:: Data section ::
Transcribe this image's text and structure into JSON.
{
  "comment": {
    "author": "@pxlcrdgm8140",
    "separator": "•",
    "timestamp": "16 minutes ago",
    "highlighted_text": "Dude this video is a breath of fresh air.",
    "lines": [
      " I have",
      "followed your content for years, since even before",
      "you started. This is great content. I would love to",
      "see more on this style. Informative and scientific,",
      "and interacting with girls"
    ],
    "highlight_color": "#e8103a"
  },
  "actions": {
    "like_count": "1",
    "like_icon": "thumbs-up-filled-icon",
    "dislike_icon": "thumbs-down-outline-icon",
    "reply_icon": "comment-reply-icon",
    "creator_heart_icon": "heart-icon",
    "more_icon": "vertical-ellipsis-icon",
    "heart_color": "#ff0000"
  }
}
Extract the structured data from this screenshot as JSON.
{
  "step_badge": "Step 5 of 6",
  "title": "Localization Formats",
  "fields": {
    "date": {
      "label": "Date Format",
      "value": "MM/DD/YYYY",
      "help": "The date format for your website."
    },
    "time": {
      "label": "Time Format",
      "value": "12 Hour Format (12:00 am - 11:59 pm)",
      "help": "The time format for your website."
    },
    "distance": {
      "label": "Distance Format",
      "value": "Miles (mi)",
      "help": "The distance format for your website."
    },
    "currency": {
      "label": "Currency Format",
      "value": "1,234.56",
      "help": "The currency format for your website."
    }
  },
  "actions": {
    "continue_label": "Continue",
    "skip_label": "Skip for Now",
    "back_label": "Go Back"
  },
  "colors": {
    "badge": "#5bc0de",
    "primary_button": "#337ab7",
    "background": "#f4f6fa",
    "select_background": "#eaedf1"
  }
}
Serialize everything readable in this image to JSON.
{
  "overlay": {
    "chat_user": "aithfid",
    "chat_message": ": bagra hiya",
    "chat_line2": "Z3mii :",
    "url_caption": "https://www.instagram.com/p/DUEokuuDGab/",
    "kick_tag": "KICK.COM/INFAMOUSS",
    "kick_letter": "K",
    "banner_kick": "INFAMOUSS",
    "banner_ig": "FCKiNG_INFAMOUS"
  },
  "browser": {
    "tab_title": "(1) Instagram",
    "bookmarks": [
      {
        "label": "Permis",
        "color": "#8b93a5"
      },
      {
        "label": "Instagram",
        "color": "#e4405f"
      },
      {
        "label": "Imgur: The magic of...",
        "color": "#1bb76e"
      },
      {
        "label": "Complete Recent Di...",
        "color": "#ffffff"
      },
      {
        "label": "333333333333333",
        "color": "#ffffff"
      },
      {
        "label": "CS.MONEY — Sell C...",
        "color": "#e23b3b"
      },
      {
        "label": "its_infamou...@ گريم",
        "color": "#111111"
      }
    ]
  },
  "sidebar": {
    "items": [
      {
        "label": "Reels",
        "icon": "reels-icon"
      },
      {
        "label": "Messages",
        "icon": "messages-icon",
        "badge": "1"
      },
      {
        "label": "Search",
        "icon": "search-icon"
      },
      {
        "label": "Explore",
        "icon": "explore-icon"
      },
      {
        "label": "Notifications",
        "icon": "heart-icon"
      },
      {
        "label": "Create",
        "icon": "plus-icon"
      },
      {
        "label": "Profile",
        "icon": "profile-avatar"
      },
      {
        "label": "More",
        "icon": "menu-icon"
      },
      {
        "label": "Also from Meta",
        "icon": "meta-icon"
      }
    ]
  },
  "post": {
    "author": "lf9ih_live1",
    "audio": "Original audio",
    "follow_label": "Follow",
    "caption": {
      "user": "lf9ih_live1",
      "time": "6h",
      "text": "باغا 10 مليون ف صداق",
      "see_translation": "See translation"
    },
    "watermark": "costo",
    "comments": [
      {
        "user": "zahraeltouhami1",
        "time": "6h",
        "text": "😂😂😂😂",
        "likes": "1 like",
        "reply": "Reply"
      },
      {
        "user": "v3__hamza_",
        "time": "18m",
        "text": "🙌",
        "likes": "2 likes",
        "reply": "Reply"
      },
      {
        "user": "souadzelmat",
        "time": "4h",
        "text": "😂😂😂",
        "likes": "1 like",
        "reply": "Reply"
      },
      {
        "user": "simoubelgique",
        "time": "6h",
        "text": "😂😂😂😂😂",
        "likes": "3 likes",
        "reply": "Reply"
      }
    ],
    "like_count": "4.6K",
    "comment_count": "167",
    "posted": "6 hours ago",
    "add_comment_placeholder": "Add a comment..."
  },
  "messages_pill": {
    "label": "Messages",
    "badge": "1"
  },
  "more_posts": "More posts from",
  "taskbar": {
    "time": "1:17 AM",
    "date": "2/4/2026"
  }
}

:: What to produce ::
Write out all the data again, exactly as it appears.

:: Written response ::
Transcribe this image's text and structure into JSON.
{
  "comment": {
    "author": "@pxlcrdgm8140",
    "separator": "•",
    "timestamp": "16 minutes ago",
    "highlighted_text": "Dude this video is a breath of fresh air.",
    "lines": [
      " I have",
      "followed your content for years, since even before",
      "you started. This is great content. I would love to",
      "see more on this style. Informative and scientific,",
      "and interacting with girls"
    ],
    "highlight_color": "#e8103a"
  },
  "actions": {
    "like_count": "1",
    "like_icon": "thumbs-up-filled-icon",
    "dislike_icon": "thumbs-down-outline-icon",
    "reply_icon": "comment-reply-icon",
    "creator_heart_icon": "heart-icon",
    "more_icon": "vertical-ellipsis-icon",
    "heart_color": "#ff0000"
  }
}
Extract the structured data from this screenshot as JSON.
{
  "step_badge": "Step 5 of 6",
  "title": "Localization Formats",
  "fields": {
    "date": {
      "label": "Date Format",
      "value": "MM/DD/YYYY",
      "help": "The date format for your website."
    },
    "time": {
      "label": "Time Format",
      "value": "12 Hour Format (12:00 am - 11:59 pm)",
      "help": "The time format for your website."
    },
    "distance": {
      "label": "Distance Format",
      "value": "Miles (mi)",
      "help": "The distance format for your website."
    },
    "currency": {
      "label": "Currency Format",
      "value": "1,234.56",
      "help": "The currency format for your website."
    }
  },
  "actions": {
    "continue_label": "Continue",
    "skip_label": "Skip for Now",
    "back_label": "Go Back"
  },
  "colors": {
    "badge": "#5bc0de",
    "primary_button": "#337ab7",
    "background": "#f4f6fa",
    "select_background": "#eaedf1"
  }
}
Serialize everything readable in this image to JSON.
{
  "overlay": {
    "chat_user": "aithfid",
    "chat_message": ": bagra hiya",
    "chat_line2": "Z3mii :",
    "url_caption": "https://www.instagram.com/p/DUEokuuDGab/",
    "kick_tag": "KICK.COM/INFAMOUSS",
    "kick_letter": "K",
    "banner_kick": "INFAMOUSS",
    "banner_ig": "FCKiNG_INFAMOUS"
  },
  "browser": {
    "tab_title": "(1) Instagram",
    "bookmarks": [
      {
        "label": "Permis",
        "color": "#8b93a5"
      },
      {
        "label": "Instagram",
        "color": "#e4405f"
      },
      {
        "label": "Imgur: The magic of...",
        "color": "#1bb76e"
      },
      {
        "label": "Complete Recent Di...",
        "color": "#ffffff"
      },
      {
        "label": "333333333333333",
        "color": "#ffffff"
      },
      {
        "label": "CS.MONEY — Sell C...",
        "color": "#e23b3b"
      },
      {
        "label": "its_infamou...@ گريم",
        "color": "#111111"
      }
    ]
  },
  "sidebar": {
    "items": [
      {
        "label": "Reels",
        "icon": "reels-icon"
      },
      {
        "label": "Messages",
        "icon": "messages-icon",
        "badge": "1"
      },
      {
        "label": "Search",
        "icon": "search-icon"
      },
      {
        "label": "Explore",
        "icon": "explore-icon"
      },
      {
        "label": "Notifications",
        "icon": "heart-icon"
      },
      {
        "label": "Create",
        "icon": "plus-icon"
      },
      {
        "label": "Profile",
        "icon": "profile-avatar"
      },
      {
        "label": "More",
        "icon": "menu-icon"
      },
      {
        "label": "Also from Meta",
        "icon": "meta-icon"
      }
    ]
  },
  "post": {
    "author": "lf9ih_live1",
    "audio": "Original audio",
    "follow_label": "Follow",
    "caption": {
      "user": "lf9ih_live1",
      "time": "6h",
      "text": "باغا 10 مليون ف صداق",
      "see_translation": "See translation"
    },
    "watermark": "costo",
    "comments": [
      {
        "user": "zahraeltouhami1",
        "time": "6h",
        "text": "😂😂😂😂",
        "likes": "1 like",
        "reply": "Reply"
      },
      {
        "user": "v3__hamza_",
        "time": "18m",
        "text": "🙌",
        "likes": "2 likes",
        "reply": "Reply"
      },
      {
        "user": "souadzelmat",
        "time": "4h",
        "text": "😂😂😂",
        "likes": "1 like",
        "reply": "Reply"
      },
      {
        "user": "simoubelgique",
        "time": "6h",
        "text": "😂😂😂😂😂",
        "likes": "3 likes",
        "reply": "Reply"
      }
    ],
    "like_count": "4.6K",
    "comment_count": "167",
    "posted": "6 hours ago",
    "add_comment_placeholder": "Add a comment..."
  },
  "messages_pill": {
    "label": "Messages",
    "badge": "1"
  },
  "more_posts": "More posts from",
  "taskbar": {
    "time": "1:17 AM",
    "date": "2/4/2026"
  }
}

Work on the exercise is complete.